(begin)

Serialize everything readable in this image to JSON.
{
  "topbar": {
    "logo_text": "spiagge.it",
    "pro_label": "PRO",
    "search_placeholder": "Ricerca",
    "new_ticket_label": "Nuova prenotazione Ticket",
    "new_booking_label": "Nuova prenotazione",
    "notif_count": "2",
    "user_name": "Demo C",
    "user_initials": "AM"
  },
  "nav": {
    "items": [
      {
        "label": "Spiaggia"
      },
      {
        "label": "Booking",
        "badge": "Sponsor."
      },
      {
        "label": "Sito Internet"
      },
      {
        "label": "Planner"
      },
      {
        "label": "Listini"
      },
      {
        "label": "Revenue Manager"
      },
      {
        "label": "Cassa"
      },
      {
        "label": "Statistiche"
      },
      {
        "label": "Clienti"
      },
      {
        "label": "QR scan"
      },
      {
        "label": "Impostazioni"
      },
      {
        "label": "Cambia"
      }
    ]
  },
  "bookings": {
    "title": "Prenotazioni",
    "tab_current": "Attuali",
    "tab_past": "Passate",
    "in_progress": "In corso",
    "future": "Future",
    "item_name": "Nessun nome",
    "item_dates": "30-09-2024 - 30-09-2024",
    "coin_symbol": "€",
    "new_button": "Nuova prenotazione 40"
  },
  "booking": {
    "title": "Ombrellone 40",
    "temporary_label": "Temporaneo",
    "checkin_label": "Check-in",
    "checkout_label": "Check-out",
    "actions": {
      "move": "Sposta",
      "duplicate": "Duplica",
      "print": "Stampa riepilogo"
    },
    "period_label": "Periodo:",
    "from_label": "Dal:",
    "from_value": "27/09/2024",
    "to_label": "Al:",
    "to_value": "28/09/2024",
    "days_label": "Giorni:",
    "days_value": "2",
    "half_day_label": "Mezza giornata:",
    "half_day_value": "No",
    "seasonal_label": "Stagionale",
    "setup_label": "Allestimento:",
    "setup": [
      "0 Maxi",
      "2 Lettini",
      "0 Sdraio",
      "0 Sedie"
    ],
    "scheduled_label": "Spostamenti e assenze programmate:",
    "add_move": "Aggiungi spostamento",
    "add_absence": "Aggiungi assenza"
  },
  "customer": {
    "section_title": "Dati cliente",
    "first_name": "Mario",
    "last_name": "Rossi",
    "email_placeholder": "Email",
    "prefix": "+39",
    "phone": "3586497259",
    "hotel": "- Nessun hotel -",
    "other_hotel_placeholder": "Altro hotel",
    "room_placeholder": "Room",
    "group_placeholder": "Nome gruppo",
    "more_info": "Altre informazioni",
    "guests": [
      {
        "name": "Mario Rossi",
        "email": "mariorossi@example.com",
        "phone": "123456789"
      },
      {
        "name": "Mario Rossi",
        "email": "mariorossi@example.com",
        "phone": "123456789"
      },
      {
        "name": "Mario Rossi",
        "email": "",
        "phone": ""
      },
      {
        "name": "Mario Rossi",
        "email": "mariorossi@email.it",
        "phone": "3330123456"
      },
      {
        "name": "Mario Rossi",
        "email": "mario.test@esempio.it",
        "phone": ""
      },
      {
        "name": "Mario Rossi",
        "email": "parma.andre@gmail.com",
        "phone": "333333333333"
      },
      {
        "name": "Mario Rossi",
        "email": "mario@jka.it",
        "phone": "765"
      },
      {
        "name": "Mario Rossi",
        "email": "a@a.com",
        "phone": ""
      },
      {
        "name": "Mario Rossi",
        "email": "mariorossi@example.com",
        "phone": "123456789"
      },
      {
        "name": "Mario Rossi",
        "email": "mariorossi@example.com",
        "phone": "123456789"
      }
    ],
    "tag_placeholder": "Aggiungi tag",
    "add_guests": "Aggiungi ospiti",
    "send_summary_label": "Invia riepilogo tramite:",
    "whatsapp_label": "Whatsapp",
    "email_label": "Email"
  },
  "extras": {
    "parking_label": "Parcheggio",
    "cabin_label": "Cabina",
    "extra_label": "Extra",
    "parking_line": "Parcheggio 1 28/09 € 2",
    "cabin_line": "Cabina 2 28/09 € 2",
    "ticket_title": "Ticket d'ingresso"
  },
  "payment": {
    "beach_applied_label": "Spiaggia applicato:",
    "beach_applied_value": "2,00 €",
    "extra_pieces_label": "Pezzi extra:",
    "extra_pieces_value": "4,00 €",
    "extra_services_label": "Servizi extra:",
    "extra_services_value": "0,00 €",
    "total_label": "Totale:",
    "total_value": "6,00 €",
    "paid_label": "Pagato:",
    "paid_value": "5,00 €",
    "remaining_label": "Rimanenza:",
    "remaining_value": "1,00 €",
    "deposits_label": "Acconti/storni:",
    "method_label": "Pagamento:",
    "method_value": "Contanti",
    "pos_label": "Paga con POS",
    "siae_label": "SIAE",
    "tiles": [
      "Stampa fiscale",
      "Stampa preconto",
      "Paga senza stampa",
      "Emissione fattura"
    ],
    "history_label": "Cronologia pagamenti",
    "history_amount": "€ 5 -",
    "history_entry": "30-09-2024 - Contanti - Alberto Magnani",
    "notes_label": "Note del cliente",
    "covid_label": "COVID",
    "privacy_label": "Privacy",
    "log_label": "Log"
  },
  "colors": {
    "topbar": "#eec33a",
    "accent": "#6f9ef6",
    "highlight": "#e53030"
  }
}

(end)

* WRITTEN EXERCISE
Write out the material from the first line to the last, exactly.

* FINISHED EXERCISE
Serialize everything readable in this image to JSON.
{
  "topbar": {
    "logo_text": "spiagge.it",
    "pro_label": "PRO",
    "search_placeholder": "Ricerca",
    "new_ticket_label": "Nuova prenotazione Ticket",
    "new_booking_label": "Nuova prenotazione",
    "notif_count": "2",
    "user_name": "Demo C",
    "user_initials": "AM"
  },
  "nav": {
    "items": [
      {
        "label": "Spiaggia"
      },
      {
        "label": "Booking",
        "badge": "Sponsor."
      },
      {
        "label": "Sito Internet"
      },
      {
        "label": "Planner"
      },
      {
        "label": "Listini"
      },
      {
        "label": "Revenue Manager"
      },
      {
        "label": "Cassa"
      },
      {
        "label": "Statistiche"
      },
      {
        "label": "Clienti"
      },
      {
        "label": "QR scan"
      },
      {
        "label": "Impostazioni"
      },
      {
        "label": "Cambia"
      }
    ]
  },
  "bookings": {
    "title": "Prenotazioni",
    "tab_current": "Attuali",
    "tab_past": "Passate",
    "in_progress": "In corso",
    "future": "Future",
    "item_name": "Nessun nome",
    "item_dates": "30-09-2024 - 30-09-2024",
    "coin_symbol": "€",
    "new_button": "Nuova prenotazione 40"
  },
  "booking": {
    "title": "Ombrellone 40",
    "temporary_label": "Temporaneo",
    "checkin_label": "Check-in",
    "checkout_label": "Check-out",
    "actions": {
      "move": "Sposta",
      "duplicate": "Duplica",
      "print": "Stampa riepilogo"
    },
    "period_label": "Periodo:",
    "from_label": "Dal:",
    "from_value": "27/09/2024",
    "to_label": "Al:",
    "to_value": "28/09/2024",
    "days_label": "Giorni:",
    "days_value": "2",
    "half_day_label": "Mezza giornata:",
    "half_day_value": "No",
    "seasonal_label": "Stagionale",
    "setup_label": "Allestimento:",
    "setup": [
      "0 Maxi",
      "2 Lettini",
      "0 Sdraio",
      "0 Sedie"
    ],
    "scheduled_label": "Spostamenti e assenze programmate:",
    "add_move": "Aggiungi spostamento",
    "add_absence": "Aggiungi assenza"
  },
  "customer": {
    "section_title": "Dati cliente",
    "first_name": "Mario",
    "last_name": "Rossi",
    "email_placeholder": "Email",
    "prefix": "+39",
    "phone": "3586497259",
    "hotel": "- Nessun hotel -",
    "other_hotel_placeholder": "Altro hotel",
    "room_placeholder": "Room",
    "group_placeholder": "Nome gruppo",
    "more_info": "Altre informazioni",
    "guests": [
      {
        "name": "Mario Rossi",
        "email": "mariorossi@example.com",
        "phone": "123456789"
      },
      {
        "name": "Mario Rossi",
        "email": "mariorossi@example.com",
        "phone": "123456789"
      },
      {
        "name": "Mario Rossi",
        "email": "",
        "phone": ""
      },
      {
        "name": "Mario Rossi",
        "email": "mariorossi@email.it",
        "phone": "3330123456"
      },
      {
        "name": "Mario Rossi",
        "email": "mario.test@esempio.it",
        "phone": ""
      },
      {
        "name": "Mario Rossi",
        "email": "parma.andre@gmail.com",
        "phone": "333333333333"
      },
      {
        "name": "Mario Rossi",
        "email": "mario@jka.it",
        "phone": "765"
      },
      {
        "name": "Mario Rossi",
        "email": "a@a.com",
        "phone": ""
      },
      {
        "name": "Mario Rossi",
        "email": "mariorossi@example.com",
        "phone": "123456789"
      },
      {
        "name": "Mario Rossi",
        "email": "mariorossi@example.com",
        "phone": "123456789"
      }
    ],
    "tag_placeholder": "Aggiungi tag",
    "add_guests": "Aggiungi ospiti",
    "send_summary_label": "Invia riepilogo tramite:",
    "whatsapp_label": "Whatsapp",
    "email_label": "Email"
  },
  "extras": {
    "parking_label": "Parcheggio",
    "cabin_label": "Cabina",
    "extra_label": "Extra",
    "parking_line": "Parcheggio 1 28/09 € 2",
    "cabin_line": "Cabina 2 28/09 € 2",
    "ticket_title": "Ticket d'ingresso"
  },
  "payment": {
    "beach_applied_label": "Spiaggia applicato:",
    "beach_applied_value": "2,00 €",
    "extra_pieces_label": "Pezzi extra:",
    "extra_pieces_value": "4,00 €",
    "extra_services_label": "Servizi extra:",
    "extra_services_value": "0,00 €",
    "total_label": "Totale:",
    "total_value": "6,00 €",
    "paid_label": "Pagato:",
    "paid_value": "5,00 €",
    "remaining_label": "Rimanenza:",
    "remaining_value": "1,00 €",
    "deposits_label": "Acconti/storni:",
    "method_label": "Pagamento:",
    "method_value": "Contanti",
    "pos_label": "Paga con POS",
    "siae_label": "SIAE",
    "tiles": [
      "Stampa fiscale",
      "Stampa preconto",
      "Paga senza stampa",
      "Emissione fattura"
    ],
    "history_label": "Cronologia pagamenti",
    "history_amount": "€ 5 -",
    "history_entry": "30-09-2024 - Contanti - Alberto Magnani",
    "notes_label": "Note del cliente",
    "covid_label": "COVID",
    "privacy_label": "Privacy",
    "log_label": "Log"
  },
  "colors": {
    "topbar": "#eec33a",
    "accent": "#6f9ef6",
    "highlight": "#e53030"
  }
}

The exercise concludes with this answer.